## [Your task]
Hunt for the word "document" across the entries below, copying each line that holds it.

(Data records)
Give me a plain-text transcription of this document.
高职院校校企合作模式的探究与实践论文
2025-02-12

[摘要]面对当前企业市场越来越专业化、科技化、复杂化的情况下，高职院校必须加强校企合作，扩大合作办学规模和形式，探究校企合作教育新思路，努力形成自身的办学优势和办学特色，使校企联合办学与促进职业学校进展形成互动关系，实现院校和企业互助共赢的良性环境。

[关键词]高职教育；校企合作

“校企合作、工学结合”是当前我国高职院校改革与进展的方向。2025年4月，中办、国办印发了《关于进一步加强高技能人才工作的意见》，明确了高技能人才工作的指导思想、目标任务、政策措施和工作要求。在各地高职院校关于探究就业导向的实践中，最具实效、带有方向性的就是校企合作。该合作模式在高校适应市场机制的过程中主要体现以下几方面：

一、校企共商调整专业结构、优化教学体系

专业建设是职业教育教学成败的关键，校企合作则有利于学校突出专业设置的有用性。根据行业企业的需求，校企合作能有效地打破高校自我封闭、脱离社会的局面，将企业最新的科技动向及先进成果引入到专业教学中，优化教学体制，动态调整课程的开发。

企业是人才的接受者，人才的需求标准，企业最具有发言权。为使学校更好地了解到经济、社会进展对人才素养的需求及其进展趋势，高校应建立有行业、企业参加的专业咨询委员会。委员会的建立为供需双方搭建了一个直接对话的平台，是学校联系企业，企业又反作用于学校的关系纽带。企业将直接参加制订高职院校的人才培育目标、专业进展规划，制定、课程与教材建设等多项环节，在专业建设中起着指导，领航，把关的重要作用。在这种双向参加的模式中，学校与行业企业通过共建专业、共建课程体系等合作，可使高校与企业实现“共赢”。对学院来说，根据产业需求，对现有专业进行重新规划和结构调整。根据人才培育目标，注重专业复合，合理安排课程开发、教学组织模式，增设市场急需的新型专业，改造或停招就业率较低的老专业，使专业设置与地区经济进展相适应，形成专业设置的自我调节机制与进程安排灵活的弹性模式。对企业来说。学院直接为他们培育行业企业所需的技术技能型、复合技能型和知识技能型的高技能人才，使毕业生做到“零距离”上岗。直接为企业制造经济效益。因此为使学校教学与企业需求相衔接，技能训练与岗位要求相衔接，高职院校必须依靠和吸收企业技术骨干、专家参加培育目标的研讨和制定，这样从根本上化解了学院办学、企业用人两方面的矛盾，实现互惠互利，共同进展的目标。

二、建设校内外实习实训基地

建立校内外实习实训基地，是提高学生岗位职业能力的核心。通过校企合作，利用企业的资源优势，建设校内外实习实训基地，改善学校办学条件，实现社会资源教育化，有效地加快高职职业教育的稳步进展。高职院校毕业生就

--

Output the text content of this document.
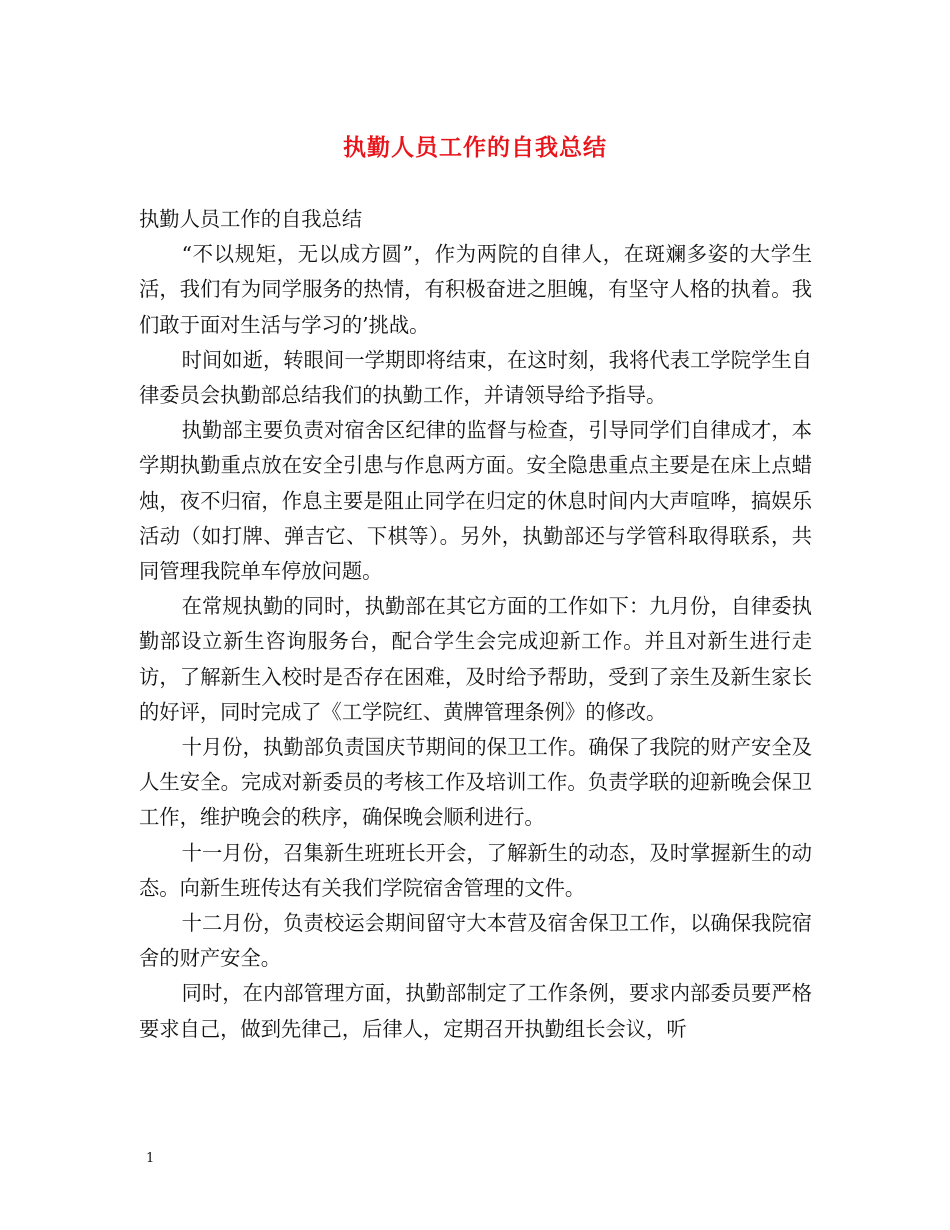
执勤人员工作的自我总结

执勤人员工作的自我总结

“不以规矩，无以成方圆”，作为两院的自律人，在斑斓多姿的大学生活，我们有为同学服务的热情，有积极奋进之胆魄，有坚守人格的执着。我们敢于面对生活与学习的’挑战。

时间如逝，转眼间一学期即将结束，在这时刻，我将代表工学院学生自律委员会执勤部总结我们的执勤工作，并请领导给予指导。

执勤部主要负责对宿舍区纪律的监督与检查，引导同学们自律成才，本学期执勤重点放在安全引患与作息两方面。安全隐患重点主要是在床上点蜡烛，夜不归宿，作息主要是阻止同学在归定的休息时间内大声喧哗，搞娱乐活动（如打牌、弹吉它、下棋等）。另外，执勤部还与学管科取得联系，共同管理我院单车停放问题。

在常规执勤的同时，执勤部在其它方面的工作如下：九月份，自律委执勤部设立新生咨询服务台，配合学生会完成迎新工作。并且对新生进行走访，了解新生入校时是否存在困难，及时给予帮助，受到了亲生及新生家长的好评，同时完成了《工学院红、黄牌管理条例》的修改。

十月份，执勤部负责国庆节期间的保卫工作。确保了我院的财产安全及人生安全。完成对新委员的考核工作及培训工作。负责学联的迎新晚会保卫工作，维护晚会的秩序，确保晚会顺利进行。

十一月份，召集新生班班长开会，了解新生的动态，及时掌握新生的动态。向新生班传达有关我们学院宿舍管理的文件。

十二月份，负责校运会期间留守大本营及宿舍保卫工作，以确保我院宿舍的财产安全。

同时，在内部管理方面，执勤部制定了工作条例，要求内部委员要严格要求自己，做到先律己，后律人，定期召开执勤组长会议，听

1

## [Final result]
Give me a plain-text transcription of this document.
Output the text content of this document.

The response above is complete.